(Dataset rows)
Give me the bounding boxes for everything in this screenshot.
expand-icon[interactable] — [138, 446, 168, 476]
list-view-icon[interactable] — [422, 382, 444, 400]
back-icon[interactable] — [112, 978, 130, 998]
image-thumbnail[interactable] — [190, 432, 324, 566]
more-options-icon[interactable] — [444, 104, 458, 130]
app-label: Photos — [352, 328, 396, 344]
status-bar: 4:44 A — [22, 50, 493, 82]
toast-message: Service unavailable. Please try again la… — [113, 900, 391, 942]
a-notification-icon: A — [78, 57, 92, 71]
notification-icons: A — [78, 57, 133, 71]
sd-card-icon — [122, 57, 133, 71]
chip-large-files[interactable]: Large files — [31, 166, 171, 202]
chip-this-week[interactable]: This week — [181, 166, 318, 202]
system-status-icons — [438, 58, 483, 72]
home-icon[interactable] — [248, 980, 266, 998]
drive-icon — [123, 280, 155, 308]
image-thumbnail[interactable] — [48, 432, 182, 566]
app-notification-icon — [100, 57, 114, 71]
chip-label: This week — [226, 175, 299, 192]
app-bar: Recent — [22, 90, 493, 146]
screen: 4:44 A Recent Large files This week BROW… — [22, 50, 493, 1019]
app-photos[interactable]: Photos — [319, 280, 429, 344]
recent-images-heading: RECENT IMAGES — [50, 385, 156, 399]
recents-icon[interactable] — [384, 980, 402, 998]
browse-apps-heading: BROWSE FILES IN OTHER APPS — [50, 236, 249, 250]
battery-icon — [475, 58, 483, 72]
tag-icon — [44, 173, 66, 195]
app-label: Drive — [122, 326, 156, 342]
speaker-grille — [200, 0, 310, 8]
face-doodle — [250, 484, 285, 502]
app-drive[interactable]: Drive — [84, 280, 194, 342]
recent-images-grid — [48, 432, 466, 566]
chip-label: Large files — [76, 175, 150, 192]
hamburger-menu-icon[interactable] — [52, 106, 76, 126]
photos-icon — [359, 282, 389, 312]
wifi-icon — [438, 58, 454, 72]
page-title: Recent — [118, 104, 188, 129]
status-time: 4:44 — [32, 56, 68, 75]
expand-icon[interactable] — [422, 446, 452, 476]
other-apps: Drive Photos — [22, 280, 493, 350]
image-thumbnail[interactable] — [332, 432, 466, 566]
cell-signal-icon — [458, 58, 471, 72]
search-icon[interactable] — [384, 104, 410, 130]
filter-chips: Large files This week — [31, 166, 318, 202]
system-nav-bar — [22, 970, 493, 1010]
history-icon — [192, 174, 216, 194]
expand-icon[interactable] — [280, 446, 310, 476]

WHAT YOU SHOULD DO =
Copy out the records from the first line down to and including the line containing "system-status-icons — [438, 58, 483, 72]", word for word and in the same order.

OUTPUT FOR THIS EXERCISE =
Give me the bounding boxes for everything in this screenshot.
expand-icon[interactable] — [138, 446, 168, 476]
list-view-icon[interactable] — [422, 382, 444, 400]
back-icon[interactable] — [112, 978, 130, 998]
image-thumbnail[interactable] — [190, 432, 324, 566]
more-options-icon[interactable] — [444, 104, 458, 130]
app-label: Photos — [352, 328, 396, 344]
status-bar: 4:44 A — [22, 50, 493, 82]
toast-message: Service unavailable. Please try again la… — [113, 900, 391, 942]
a-notification-icon: A — [78, 57, 92, 71]
notification-icons: A — [78, 57, 133, 71]
sd-card-icon — [122, 57, 133, 71]
chip-large-files[interactable]: Large files — [31, 166, 171, 202]
chip-this-week[interactable]: This week — [181, 166, 318, 202]
system-status-icons — [438, 58, 483, 72]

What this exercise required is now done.